### INFORMATION GIVEN
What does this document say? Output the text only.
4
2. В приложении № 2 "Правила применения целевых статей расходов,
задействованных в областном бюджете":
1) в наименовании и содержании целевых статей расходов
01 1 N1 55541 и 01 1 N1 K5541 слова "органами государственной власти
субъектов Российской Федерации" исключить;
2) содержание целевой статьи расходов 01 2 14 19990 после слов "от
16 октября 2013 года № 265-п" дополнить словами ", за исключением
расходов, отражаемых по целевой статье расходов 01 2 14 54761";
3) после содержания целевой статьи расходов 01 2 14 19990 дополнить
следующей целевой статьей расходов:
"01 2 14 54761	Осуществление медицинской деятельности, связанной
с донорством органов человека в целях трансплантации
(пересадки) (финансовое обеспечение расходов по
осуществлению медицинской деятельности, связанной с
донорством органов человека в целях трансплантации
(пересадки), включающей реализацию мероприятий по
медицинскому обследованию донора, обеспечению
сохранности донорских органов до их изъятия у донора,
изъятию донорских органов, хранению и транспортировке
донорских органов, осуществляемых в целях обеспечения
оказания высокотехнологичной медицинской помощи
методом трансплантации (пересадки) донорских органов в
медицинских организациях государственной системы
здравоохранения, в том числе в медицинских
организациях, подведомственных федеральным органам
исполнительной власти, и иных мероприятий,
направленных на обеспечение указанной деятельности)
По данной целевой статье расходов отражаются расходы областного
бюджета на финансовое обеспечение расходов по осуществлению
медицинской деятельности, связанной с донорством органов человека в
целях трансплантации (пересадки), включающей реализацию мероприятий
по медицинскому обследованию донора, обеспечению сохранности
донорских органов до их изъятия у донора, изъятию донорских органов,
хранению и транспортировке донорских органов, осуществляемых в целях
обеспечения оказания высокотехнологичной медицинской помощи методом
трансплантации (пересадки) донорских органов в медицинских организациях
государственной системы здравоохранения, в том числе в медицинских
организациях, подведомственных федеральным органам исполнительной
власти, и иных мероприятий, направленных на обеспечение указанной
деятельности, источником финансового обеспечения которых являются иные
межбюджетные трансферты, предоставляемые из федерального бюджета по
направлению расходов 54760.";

### TASK
Output every entry shown above, exactly.

### TASK ANSWER
What does this document say? Output the text only.
4
2. В приложении № 2 "Правила применения целевых статей расходов,
задействованных в областном бюджете":
1) в наименовании и содержании целевых статей расходов
01 1 N1 55541 и 01 1 N1 K5541 слова "органами государственной власти
субъектов Российской Федерации" исключить;
2) содержание целевой статьи расходов 01 2 14 19990 после слов "от
16 октября 2013 года № 265-п" дополнить словами ", за исключением
расходов, отражаемых по целевой статье расходов 01 2 14 54761";
3) после содержания целевой статьи расходов 01 2 14 19990 дополнить
следующей целевой статьей расходов:
"01 2 14 54761	Осуществление медицинской деятельности, связанной
с донорством органов человека в целях трансплантации
(пересадки) (финансовое обеспечение расходов по
осуществлению медицинской деятельности, связанной с
донорством органов человека в целях трансплантации
(пересадки), включающей реализацию мероприятий по
медицинскому обследованию донора, обеспечению
сохранности донорских органов до их изъятия у донора,
изъятию донорских органов, хранению и транспортировке
донорских органов, осуществляемых в целях обеспечения
оказания высокотехнологичной медицинской помощи
методом трансплантации (пересадки) донорских органов в
медицинских организациях государственной системы
здравоохранения, в том числе в медицинских
организациях, подведомственных федеральным органам
исполнительной власти, и иных мероприятий,
направленных на обеспечение указанной деятельности)
По данной целевой статье расходов отражаются расходы областного
бюджета на финансовое обеспечение расходов по осуществлению
медицинской деятельности, связанной с донорством органов человека в
целях трансплантации (пересадки), включающей реализацию мероприятий
по медицинскому обследованию донора, обеспечению сохранности
донорских органов до их изъятия у донора, изъятию донорских органов,
хранению и транспортировке донорских органов, осуществляемых в целях
обеспечения оказания высокотехнологичной медицинской помощи методом
трансплантации (пересадки) донорских органов в медицинских организациях
государственной системы здравоохранения, в том числе в медицинских
организациях, подведомственных федеральным органам исполнительной
власти, и иных мероприятий, направленных на обеспечение указанной
деятельности, источником финансового обеспечения которых являются иные
межбюджетные трансферты, предоставляемые из федерального бюджета по
направлению расходов 54760.";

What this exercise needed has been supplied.